Retype everything in the listing, leaving each line exactly as it is.

— Start —

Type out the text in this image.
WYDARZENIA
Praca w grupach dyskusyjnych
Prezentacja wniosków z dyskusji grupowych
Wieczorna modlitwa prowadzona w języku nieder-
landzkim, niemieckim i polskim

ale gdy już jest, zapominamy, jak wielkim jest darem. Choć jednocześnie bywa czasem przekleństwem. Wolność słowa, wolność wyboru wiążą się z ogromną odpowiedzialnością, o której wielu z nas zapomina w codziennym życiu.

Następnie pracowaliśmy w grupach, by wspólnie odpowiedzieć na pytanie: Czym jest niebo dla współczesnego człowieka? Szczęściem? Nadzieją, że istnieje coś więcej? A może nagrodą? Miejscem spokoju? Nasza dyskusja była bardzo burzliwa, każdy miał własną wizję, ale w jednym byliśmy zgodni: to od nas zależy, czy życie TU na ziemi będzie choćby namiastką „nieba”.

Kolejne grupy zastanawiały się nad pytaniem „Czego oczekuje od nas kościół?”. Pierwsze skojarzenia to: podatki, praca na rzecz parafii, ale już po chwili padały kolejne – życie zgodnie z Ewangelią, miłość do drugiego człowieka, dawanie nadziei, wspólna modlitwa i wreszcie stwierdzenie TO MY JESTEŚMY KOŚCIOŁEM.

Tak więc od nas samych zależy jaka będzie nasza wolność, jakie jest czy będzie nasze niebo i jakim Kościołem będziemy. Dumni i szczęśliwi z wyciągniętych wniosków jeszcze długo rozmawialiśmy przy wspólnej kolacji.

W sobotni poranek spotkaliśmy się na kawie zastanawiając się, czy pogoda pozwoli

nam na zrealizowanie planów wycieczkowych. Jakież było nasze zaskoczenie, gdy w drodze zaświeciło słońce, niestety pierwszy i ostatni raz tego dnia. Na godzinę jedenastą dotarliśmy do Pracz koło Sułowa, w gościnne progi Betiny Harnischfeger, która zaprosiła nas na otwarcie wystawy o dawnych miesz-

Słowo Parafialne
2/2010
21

— End —

Worked solution:
Type out the text in this image.
WYDARZENIA
Praca w grupach dyskusyjnych
Prezentacja wniosków z dyskusji grupowych
Wieczorna modlitwa prowadzona w języku nieder-
landzkim, niemieckim i polskim

ale gdy już jest, zapominamy, jak wielkim jest darem. Choć jednocześnie bywa czasem przekleństwem. Wolność słowa, wolność wyboru wiążą się z ogromną odpowiedzialnością, o której wielu z nas zapomina w codziennym życiu.

Następnie pracowaliśmy w grupach, by wspólnie odpowiedzieć na pytanie: Czym jest niebo dla współczesnego człowieka? Szczęściem? Nadzieją, że istnieje coś więcej? A może nagrodą? Miejscem spokoju? Nasza dyskusja była bardzo burzliwa, każdy miał własną wizję, ale w jednym byliśmy zgodni: to od nas zależy, czy życie TU na ziemi będzie choćby namiastką „nieba”.

Kolejne grupy zastanawiały się nad pytaniem „Czego oczekuje od nas kościół?”. Pierwsze skojarzenia to: podatki, praca na rzecz parafii, ale już po chwili padały kolejne – życie zgodnie z Ewangelią, miłość do drugiego człowieka, dawanie nadziei, wspólna modlitwa i wreszcie stwierdzenie TO MY JESTEŚMY KOŚCIOŁEM.

Tak więc od nas samych zależy jaka będzie nasza wolność, jakie jest czy będzie nasze niebo i jakim Kościołem będziemy. Dumni i szczęśliwi z wyciągniętych wniosków jeszcze długo rozmawialiśmy przy wspólnej kolacji.

W sobotni poranek spotkaliśmy się na kawie zastanawiając się, czy pogoda pozwoli

nam na zrealizowanie planów wycieczkowych. Jakież było nasze zaskoczenie, gdy w drodze zaświeciło słońce, niestety pierwszy i ostatni raz tego dnia. Na godzinę jedenastą dotarliśmy do Pracz koło Sułowa, w gościnne progi Betiny Harnischfeger, która zaprosiła nas na otwarcie wystawy o dawnych miesz-

Słowo Parafialne
2/2010
21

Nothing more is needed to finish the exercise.